Instruction
Search the listing below for "content". Copy each matching line.

* START Task data *

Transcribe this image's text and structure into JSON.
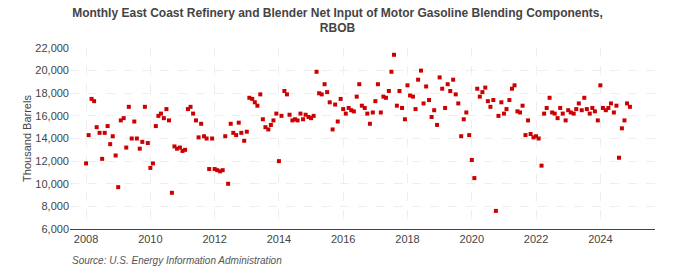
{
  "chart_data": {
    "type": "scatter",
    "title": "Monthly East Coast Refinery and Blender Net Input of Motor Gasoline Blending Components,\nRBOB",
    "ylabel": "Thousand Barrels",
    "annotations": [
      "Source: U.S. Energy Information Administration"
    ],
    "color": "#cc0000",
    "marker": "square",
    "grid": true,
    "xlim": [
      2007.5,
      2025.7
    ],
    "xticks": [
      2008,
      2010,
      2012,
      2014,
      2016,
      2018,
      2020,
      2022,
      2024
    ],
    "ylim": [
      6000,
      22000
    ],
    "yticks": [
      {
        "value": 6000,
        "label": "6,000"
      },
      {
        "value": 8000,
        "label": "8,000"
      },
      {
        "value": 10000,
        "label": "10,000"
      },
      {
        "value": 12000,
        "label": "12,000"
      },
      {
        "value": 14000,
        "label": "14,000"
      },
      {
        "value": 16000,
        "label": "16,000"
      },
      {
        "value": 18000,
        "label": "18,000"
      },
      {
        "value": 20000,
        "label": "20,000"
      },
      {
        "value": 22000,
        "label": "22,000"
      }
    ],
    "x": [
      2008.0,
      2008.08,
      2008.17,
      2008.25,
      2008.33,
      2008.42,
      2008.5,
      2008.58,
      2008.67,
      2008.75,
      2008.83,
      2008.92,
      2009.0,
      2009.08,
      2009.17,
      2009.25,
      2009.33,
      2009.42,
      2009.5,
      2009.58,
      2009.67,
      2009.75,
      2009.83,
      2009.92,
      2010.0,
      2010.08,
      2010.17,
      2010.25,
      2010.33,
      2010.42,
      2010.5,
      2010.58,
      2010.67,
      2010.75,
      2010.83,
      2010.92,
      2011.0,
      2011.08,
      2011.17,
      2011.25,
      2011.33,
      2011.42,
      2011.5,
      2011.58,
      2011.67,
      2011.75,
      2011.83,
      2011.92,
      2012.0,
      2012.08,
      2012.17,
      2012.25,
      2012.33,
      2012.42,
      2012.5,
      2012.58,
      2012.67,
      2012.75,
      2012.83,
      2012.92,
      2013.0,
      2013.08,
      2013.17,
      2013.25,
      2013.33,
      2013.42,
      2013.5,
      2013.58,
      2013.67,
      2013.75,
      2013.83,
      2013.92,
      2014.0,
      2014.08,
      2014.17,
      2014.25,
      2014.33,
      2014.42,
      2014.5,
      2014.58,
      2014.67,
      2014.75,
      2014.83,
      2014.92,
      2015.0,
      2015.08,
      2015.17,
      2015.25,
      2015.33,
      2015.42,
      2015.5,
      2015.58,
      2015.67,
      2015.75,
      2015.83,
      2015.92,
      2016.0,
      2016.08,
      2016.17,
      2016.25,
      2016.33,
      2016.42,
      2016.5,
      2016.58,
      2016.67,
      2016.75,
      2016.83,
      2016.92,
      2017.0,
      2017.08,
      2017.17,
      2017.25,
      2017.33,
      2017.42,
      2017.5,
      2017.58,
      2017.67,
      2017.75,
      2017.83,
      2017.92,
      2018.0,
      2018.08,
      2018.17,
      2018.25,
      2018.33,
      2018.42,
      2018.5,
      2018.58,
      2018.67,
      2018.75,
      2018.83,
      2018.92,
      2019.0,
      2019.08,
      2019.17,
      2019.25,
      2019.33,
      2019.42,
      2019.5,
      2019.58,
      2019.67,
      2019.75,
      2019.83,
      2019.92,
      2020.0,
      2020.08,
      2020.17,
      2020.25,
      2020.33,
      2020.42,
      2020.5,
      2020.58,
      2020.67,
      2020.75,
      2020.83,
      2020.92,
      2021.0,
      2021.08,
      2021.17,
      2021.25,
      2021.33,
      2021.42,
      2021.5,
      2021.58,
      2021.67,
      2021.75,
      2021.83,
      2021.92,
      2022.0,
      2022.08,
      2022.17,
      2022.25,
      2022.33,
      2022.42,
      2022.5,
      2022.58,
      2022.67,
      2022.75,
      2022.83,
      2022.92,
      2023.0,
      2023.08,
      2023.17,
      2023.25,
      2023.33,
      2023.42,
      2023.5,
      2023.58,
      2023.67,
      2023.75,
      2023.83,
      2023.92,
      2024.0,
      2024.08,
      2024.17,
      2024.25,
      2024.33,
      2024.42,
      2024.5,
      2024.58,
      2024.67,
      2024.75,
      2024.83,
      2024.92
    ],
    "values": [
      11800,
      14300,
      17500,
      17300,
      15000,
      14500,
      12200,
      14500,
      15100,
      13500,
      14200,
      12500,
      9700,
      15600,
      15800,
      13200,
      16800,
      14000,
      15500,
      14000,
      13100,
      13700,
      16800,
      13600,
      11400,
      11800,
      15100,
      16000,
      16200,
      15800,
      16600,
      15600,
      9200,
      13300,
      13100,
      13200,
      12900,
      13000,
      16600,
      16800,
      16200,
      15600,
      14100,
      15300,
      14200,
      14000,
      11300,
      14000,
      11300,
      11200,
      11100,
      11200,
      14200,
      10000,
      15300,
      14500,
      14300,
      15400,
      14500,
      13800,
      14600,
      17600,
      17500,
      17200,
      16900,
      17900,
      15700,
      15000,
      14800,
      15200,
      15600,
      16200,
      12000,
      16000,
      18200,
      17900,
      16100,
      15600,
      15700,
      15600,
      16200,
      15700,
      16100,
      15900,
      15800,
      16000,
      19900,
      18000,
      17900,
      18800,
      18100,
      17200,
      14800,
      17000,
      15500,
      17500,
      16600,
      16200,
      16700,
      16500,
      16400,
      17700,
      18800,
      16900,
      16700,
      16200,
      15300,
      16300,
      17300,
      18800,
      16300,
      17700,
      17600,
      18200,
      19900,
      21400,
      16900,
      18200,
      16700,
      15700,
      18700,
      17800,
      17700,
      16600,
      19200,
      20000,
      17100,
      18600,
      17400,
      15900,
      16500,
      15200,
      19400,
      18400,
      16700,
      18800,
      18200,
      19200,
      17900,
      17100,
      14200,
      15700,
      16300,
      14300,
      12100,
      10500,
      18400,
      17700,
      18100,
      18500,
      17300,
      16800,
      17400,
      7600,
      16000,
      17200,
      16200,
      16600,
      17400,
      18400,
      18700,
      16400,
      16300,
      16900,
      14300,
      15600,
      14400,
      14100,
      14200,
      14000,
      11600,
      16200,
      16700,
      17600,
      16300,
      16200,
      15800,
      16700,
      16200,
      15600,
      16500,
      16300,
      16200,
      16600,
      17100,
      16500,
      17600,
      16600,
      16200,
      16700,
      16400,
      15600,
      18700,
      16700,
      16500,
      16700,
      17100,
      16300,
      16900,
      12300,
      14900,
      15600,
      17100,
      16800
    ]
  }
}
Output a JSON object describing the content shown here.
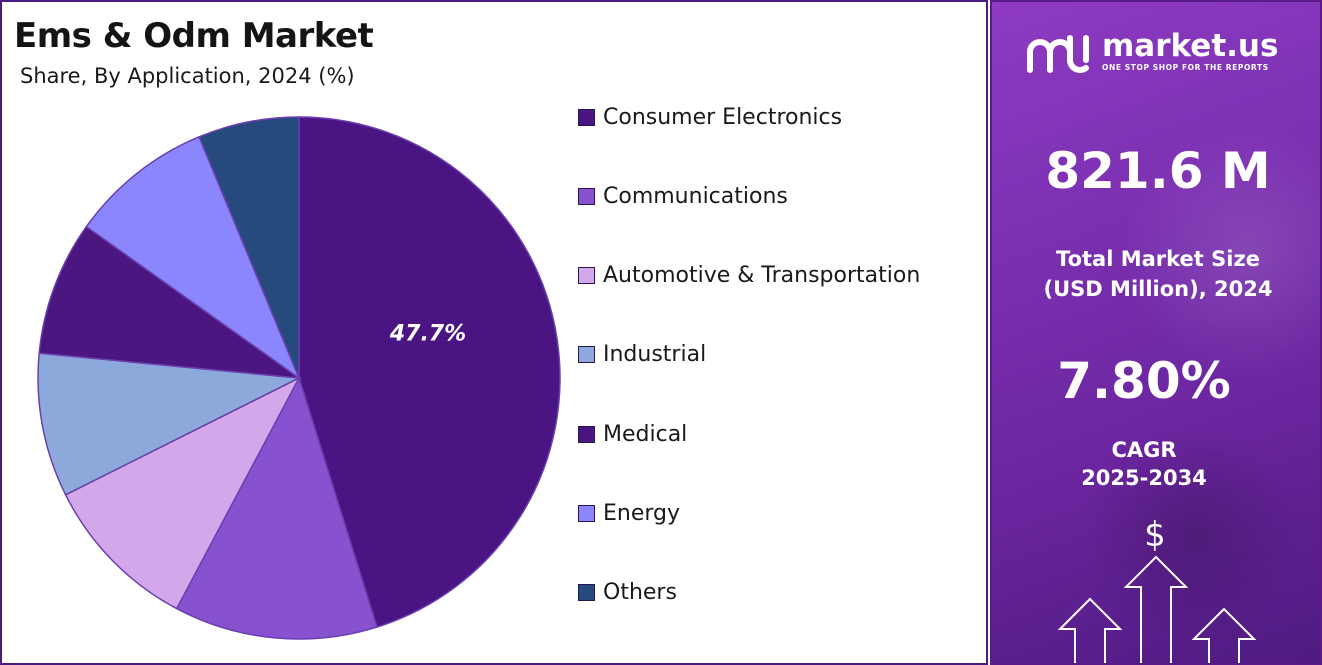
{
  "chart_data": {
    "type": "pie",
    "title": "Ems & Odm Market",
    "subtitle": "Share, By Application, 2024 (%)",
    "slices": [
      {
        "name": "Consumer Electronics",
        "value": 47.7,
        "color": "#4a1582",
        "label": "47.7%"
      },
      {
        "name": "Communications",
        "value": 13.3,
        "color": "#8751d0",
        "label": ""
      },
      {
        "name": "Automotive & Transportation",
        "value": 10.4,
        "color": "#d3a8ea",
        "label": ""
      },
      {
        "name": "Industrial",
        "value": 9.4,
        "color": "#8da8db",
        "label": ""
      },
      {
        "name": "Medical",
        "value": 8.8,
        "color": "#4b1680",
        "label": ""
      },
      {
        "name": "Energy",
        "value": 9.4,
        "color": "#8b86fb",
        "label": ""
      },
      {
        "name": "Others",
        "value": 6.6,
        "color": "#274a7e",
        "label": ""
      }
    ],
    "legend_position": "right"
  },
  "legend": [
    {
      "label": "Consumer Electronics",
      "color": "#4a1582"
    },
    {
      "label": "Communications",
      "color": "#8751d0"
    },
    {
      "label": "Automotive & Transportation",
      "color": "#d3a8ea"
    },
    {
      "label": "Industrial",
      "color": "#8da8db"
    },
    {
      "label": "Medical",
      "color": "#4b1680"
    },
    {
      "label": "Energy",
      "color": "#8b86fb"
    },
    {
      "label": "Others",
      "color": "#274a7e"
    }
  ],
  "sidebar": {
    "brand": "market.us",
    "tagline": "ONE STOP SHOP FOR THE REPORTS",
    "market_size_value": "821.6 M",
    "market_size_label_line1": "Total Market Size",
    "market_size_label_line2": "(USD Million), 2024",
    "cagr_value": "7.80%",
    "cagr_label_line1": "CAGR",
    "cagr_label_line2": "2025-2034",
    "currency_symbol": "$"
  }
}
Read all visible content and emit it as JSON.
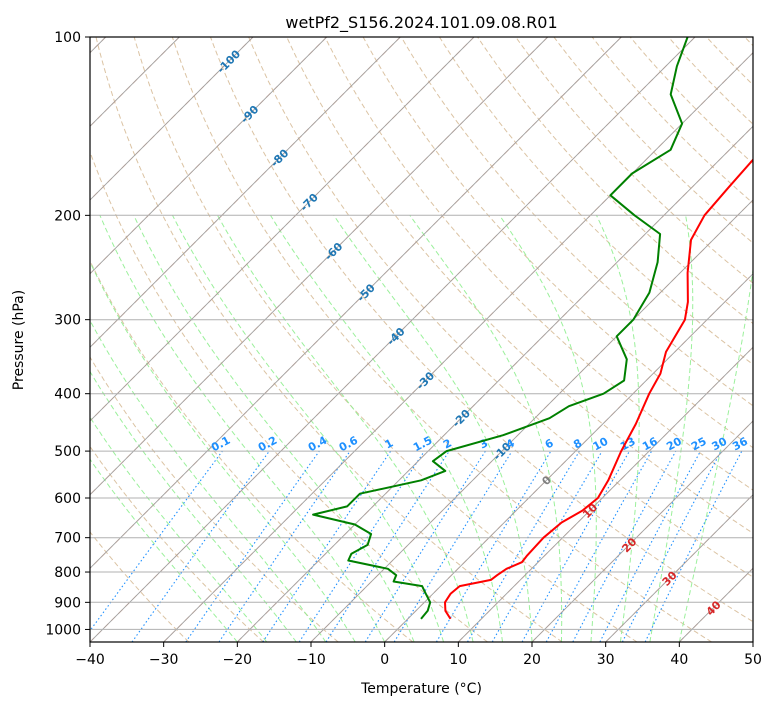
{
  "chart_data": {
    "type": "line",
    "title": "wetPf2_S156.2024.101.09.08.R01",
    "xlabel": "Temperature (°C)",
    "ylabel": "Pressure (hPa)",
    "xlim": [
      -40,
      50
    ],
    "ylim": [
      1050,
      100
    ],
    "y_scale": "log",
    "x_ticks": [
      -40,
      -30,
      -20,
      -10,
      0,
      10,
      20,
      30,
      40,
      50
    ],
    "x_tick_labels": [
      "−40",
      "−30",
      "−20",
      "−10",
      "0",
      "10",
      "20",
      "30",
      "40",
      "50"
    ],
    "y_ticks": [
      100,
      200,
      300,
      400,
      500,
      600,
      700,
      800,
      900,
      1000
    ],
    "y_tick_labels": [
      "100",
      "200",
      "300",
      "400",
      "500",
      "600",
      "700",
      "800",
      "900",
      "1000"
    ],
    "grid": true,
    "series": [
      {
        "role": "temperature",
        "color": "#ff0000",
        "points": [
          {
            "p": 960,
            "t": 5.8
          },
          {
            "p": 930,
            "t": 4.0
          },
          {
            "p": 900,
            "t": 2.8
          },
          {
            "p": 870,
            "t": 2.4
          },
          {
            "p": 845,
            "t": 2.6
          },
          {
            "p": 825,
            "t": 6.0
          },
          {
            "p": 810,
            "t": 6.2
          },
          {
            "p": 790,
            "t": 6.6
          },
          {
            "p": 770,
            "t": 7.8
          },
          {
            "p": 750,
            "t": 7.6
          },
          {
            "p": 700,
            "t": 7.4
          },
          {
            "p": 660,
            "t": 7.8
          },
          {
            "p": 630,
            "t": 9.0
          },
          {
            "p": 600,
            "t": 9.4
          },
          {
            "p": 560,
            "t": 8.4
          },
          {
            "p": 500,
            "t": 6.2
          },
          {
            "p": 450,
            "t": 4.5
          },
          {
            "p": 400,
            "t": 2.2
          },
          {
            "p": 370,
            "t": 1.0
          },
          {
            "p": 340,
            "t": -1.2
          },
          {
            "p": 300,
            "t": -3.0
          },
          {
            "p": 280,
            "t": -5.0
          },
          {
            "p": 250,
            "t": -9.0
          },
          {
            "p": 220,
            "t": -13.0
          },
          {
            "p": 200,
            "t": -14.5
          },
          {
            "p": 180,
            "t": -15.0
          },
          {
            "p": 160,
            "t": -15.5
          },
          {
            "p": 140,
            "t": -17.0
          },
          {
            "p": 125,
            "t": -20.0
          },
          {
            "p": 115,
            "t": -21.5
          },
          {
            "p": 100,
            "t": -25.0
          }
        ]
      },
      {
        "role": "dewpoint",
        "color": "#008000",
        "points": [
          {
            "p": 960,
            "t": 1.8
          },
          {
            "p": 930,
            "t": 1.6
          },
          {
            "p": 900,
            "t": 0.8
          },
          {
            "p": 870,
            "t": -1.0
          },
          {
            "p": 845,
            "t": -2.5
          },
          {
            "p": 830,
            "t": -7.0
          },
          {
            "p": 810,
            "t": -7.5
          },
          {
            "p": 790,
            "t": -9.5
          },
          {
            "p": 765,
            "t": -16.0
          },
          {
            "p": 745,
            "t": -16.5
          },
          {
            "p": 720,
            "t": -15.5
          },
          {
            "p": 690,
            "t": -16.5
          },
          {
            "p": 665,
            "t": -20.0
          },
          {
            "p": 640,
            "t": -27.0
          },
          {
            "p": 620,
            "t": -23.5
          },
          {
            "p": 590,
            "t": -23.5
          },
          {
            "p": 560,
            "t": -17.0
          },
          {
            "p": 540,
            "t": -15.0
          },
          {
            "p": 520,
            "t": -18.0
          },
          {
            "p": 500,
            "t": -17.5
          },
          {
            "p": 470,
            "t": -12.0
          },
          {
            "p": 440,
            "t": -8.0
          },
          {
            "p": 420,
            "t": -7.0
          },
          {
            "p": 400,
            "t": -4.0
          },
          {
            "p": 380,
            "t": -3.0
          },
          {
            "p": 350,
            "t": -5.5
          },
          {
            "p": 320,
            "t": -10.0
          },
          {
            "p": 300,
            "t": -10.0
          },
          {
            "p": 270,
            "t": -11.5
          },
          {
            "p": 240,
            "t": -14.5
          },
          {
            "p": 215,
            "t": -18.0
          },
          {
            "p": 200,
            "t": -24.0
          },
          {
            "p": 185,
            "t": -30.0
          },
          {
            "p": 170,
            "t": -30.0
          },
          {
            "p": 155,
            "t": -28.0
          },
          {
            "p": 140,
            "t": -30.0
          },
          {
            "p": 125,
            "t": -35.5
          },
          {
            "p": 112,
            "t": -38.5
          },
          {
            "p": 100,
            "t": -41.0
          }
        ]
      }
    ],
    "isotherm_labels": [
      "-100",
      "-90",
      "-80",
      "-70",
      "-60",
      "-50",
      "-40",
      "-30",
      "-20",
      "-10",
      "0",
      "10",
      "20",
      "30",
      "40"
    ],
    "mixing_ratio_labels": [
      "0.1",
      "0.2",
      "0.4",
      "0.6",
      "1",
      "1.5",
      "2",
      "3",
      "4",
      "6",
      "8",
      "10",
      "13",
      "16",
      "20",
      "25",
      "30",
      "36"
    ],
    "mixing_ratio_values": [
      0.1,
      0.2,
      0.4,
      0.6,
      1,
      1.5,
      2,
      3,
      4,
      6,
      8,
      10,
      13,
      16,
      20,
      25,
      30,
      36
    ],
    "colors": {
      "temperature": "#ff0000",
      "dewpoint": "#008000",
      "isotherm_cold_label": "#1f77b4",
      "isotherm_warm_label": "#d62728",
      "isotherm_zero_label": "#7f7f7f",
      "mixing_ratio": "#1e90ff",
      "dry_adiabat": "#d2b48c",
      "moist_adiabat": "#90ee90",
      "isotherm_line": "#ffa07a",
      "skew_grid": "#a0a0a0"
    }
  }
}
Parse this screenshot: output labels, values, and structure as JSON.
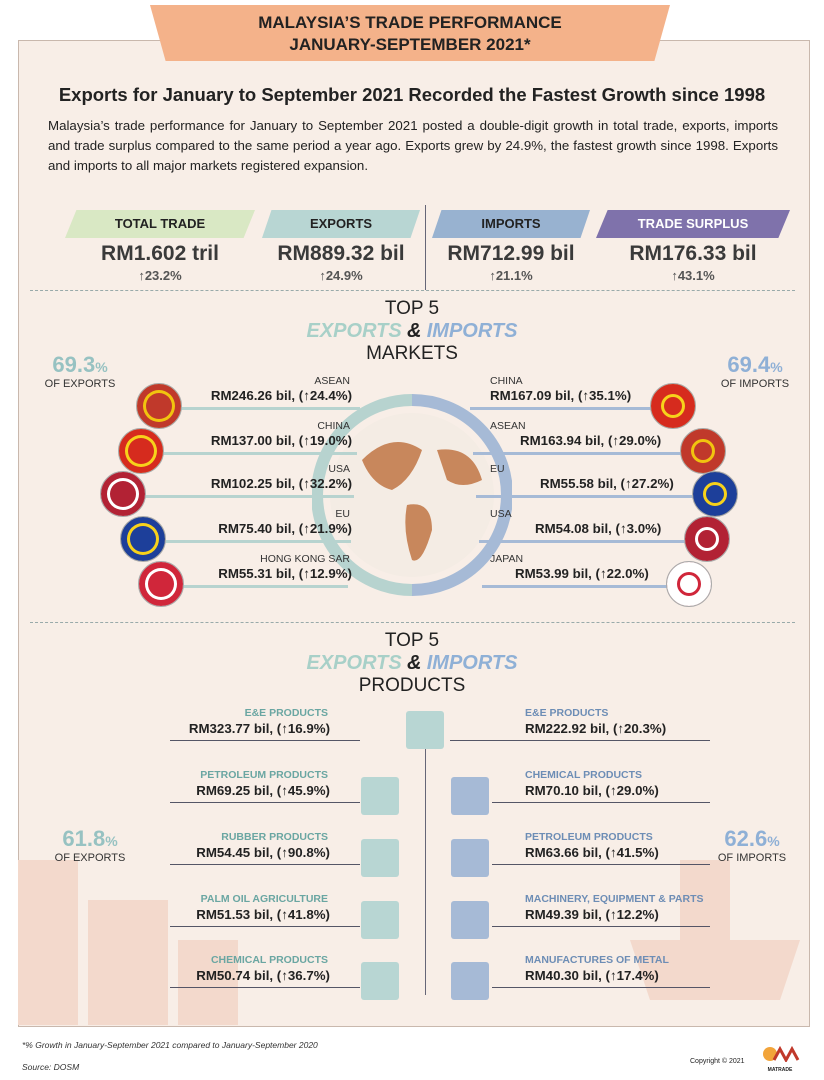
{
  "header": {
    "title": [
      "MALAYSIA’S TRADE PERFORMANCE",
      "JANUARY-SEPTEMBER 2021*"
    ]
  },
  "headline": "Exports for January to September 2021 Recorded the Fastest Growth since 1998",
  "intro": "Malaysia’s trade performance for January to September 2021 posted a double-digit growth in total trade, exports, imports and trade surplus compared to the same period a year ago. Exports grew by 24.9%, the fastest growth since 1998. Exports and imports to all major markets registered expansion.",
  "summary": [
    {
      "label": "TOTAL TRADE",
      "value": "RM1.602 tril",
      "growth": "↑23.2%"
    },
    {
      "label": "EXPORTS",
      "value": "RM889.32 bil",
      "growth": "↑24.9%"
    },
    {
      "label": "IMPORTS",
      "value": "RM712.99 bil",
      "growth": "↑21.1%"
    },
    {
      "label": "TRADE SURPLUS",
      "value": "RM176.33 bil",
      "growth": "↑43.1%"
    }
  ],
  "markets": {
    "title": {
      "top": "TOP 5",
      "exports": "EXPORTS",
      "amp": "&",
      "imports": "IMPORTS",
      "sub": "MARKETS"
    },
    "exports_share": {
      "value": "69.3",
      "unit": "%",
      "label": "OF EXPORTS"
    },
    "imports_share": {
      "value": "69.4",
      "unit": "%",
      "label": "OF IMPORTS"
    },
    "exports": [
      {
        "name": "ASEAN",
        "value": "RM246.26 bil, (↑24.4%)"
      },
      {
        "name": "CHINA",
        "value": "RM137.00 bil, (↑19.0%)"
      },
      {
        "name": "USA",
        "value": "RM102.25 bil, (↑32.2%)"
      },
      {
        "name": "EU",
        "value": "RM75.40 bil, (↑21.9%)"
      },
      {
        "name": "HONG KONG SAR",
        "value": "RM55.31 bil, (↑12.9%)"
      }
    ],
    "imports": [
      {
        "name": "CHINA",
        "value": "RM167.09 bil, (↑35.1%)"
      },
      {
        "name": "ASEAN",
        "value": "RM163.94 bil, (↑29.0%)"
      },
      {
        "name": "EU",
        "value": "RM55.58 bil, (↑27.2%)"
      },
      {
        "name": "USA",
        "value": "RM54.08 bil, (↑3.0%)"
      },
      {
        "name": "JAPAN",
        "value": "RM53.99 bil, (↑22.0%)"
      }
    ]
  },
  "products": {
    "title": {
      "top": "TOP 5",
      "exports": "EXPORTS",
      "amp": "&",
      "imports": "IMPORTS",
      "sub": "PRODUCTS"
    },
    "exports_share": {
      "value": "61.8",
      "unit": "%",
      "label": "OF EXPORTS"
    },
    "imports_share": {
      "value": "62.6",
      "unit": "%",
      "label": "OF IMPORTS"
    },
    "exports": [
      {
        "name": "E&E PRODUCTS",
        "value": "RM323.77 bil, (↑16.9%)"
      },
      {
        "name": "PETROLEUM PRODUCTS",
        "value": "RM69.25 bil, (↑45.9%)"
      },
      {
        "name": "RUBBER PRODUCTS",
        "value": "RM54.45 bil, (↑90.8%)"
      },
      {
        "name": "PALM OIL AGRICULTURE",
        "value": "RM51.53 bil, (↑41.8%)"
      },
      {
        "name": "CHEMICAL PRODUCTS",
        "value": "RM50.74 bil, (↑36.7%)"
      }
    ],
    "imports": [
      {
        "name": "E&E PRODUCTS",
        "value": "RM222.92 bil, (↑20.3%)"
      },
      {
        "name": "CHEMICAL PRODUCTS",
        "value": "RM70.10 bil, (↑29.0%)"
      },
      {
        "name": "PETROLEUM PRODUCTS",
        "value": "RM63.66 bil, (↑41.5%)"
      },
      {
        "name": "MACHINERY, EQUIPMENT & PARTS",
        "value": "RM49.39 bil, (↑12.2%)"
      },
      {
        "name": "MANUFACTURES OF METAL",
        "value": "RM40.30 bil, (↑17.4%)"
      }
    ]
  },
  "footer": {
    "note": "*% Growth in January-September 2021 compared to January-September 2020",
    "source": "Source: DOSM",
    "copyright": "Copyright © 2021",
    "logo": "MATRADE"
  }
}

* END Task data *

Exercise output
Output a JSON object describing the content shown here.
Read all visible content and emit it as JSON.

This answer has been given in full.